Task: Locate all lines in the data below that hold "Effects" and show them.

Data supplied:
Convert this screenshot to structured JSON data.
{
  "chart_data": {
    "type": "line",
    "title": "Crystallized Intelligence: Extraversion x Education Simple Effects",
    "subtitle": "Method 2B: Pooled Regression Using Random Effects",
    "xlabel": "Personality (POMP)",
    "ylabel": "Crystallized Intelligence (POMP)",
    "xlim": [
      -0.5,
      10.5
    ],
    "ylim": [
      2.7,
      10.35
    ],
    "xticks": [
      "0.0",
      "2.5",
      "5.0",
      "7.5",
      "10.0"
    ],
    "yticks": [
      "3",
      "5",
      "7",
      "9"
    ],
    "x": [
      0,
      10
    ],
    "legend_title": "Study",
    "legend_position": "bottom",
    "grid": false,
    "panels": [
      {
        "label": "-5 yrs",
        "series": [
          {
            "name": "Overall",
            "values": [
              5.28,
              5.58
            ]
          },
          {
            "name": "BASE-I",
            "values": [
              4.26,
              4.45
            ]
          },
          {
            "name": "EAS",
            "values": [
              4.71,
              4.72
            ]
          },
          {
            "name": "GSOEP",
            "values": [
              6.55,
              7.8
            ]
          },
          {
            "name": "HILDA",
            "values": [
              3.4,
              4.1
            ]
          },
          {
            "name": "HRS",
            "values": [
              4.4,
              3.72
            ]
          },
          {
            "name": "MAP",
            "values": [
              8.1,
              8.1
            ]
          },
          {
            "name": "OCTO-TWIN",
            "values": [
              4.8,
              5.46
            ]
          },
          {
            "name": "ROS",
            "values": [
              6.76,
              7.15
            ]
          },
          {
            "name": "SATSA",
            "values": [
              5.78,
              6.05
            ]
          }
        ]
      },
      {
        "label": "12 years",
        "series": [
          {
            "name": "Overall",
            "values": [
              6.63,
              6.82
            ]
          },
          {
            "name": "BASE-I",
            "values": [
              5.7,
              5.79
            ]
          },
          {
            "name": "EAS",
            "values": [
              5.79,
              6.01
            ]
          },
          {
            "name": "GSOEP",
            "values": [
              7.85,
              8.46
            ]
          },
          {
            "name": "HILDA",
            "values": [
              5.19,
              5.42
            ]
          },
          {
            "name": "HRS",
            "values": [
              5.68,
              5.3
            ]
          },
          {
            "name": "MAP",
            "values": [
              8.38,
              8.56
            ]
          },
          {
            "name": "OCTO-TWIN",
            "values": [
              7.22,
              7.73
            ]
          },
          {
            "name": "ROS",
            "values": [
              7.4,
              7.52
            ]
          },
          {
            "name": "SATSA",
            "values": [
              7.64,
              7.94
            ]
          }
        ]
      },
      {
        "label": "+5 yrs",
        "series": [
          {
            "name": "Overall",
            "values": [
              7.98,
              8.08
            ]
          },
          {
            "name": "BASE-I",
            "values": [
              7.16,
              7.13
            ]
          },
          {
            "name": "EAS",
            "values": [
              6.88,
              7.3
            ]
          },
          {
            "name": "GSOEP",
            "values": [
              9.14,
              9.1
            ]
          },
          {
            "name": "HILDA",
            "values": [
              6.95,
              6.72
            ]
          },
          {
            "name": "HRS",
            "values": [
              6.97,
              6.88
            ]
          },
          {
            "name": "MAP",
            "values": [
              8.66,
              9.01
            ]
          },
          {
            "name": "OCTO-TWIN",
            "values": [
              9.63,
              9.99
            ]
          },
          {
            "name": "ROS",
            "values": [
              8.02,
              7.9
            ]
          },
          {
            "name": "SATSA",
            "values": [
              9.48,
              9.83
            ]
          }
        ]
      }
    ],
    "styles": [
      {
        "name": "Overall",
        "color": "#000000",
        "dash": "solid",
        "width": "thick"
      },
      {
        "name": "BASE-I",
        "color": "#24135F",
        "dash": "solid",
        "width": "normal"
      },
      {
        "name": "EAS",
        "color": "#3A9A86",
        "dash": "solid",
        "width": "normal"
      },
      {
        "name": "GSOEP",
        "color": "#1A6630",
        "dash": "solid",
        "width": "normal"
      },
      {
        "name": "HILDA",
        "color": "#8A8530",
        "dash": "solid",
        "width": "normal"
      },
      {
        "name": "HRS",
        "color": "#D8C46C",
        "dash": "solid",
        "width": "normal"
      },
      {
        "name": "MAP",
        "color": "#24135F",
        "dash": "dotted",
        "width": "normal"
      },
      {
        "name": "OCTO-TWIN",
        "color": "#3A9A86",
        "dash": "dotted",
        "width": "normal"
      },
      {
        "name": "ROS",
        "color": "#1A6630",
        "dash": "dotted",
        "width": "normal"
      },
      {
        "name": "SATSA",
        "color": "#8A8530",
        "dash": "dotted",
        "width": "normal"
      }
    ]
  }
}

Expected answer:
    "title": "Crystallized Intelligence: Extraversion x Education Simple Effects",
    "subtitle": "Method 2B: Pooled Regression Using Random Effects",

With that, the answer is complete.